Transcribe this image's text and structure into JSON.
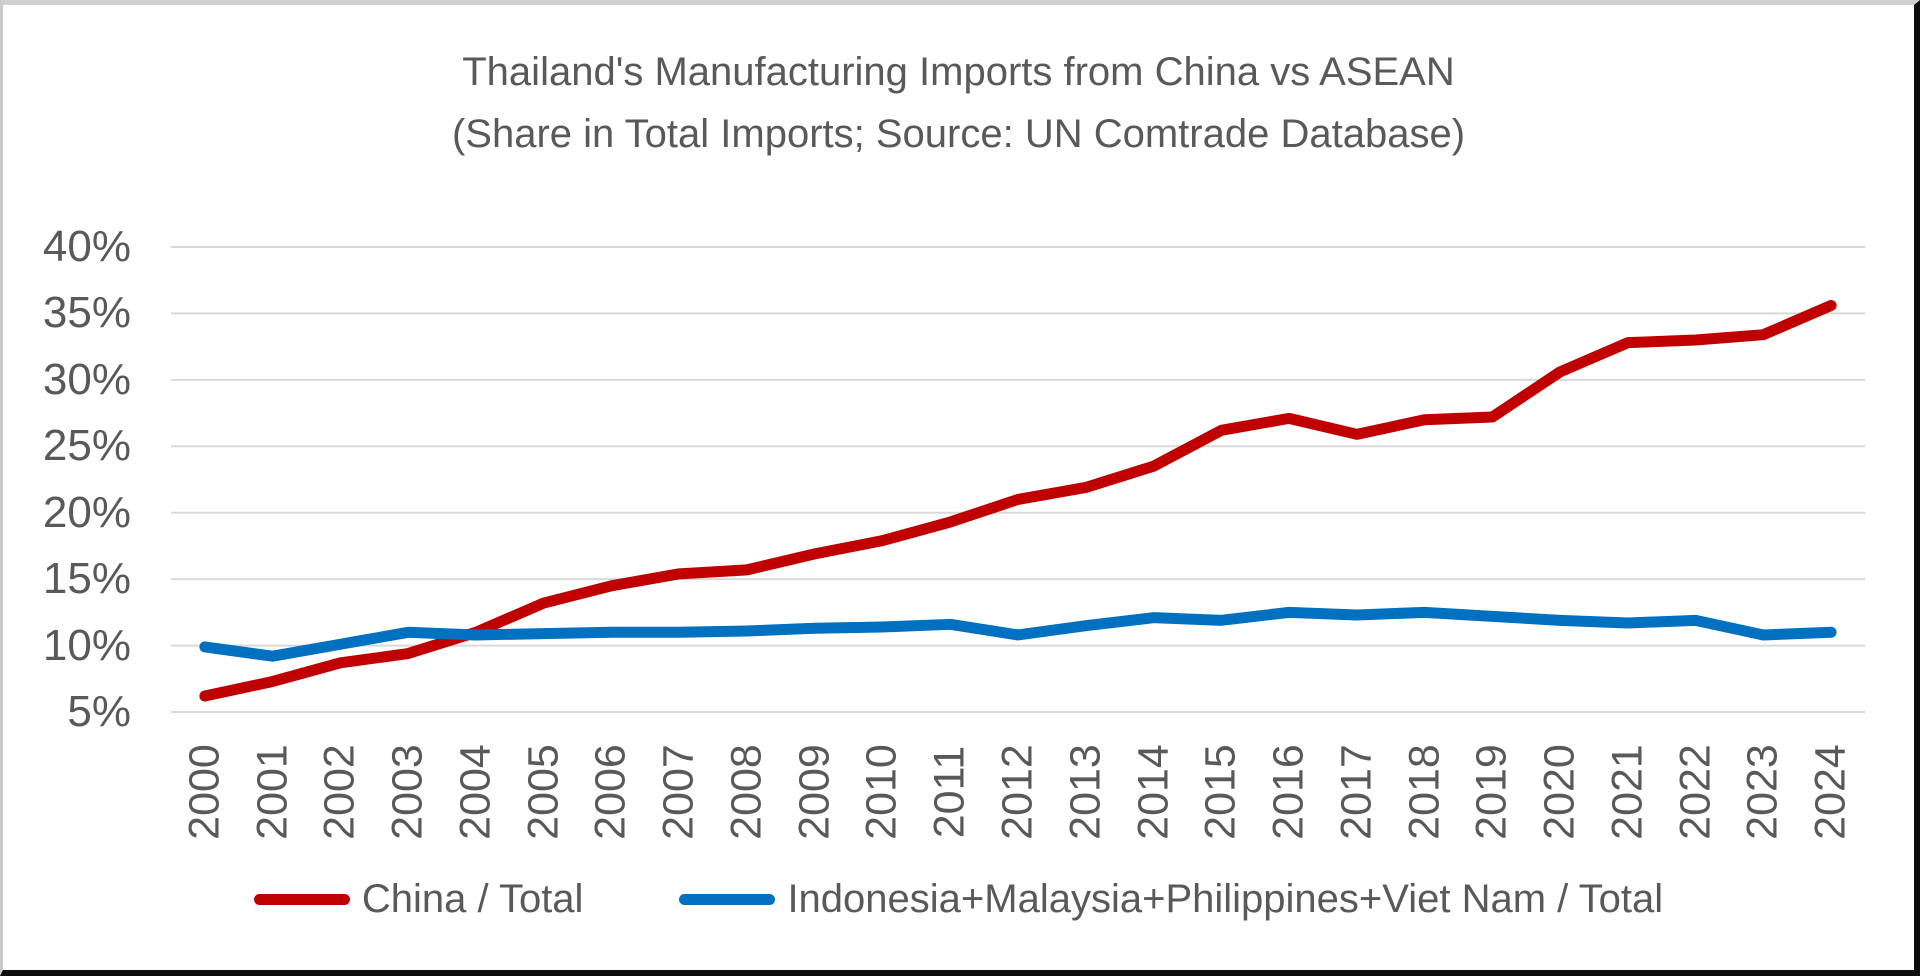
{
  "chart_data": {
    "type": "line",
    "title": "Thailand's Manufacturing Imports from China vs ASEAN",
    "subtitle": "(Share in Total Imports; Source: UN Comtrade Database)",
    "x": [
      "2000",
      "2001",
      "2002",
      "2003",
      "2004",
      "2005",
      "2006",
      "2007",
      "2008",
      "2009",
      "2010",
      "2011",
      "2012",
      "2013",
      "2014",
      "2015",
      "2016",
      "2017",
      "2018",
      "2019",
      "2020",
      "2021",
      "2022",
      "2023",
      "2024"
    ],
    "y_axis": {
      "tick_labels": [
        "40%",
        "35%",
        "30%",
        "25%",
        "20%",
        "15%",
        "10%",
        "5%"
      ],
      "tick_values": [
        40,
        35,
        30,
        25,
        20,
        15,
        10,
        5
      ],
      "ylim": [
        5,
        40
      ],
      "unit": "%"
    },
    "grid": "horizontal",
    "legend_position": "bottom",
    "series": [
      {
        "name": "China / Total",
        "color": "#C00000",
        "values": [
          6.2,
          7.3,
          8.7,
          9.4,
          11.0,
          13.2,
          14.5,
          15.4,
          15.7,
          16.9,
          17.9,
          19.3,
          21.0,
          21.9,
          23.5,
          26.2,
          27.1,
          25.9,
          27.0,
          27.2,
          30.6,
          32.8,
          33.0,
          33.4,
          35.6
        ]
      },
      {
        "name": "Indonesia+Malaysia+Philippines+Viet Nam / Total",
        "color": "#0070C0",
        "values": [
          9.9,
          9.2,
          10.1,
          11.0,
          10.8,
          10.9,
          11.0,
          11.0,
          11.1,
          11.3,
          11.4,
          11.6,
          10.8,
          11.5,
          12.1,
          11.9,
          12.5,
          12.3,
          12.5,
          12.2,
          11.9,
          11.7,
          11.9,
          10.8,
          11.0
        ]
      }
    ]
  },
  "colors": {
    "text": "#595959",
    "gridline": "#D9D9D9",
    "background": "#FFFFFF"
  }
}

---

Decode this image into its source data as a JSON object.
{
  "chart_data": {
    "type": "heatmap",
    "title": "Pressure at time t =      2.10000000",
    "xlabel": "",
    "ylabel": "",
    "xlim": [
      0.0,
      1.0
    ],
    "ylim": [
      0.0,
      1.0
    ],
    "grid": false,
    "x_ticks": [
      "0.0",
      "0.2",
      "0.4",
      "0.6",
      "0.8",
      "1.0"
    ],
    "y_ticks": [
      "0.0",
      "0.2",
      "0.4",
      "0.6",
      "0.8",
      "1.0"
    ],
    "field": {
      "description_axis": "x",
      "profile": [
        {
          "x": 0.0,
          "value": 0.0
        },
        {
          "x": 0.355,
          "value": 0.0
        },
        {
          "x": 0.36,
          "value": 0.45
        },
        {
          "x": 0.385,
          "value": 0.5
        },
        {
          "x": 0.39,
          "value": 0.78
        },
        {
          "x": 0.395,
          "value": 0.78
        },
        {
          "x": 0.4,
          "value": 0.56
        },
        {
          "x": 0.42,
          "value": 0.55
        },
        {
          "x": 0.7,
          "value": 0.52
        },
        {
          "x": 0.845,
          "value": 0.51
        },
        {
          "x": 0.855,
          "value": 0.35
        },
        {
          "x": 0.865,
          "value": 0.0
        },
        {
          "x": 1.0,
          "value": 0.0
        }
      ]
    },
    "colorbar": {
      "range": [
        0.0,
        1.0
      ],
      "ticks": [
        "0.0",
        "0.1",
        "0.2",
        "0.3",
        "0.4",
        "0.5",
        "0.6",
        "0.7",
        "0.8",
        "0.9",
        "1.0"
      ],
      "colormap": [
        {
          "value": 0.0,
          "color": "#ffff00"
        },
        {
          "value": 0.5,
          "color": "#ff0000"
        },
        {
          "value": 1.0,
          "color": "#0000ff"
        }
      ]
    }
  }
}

* What to do
Look through the entries above; copy every line holding the string "JSON".

* Solution to the exercise
Transcribe this image's text and structure into JSON.
Decode this image into its source data as a JSON object.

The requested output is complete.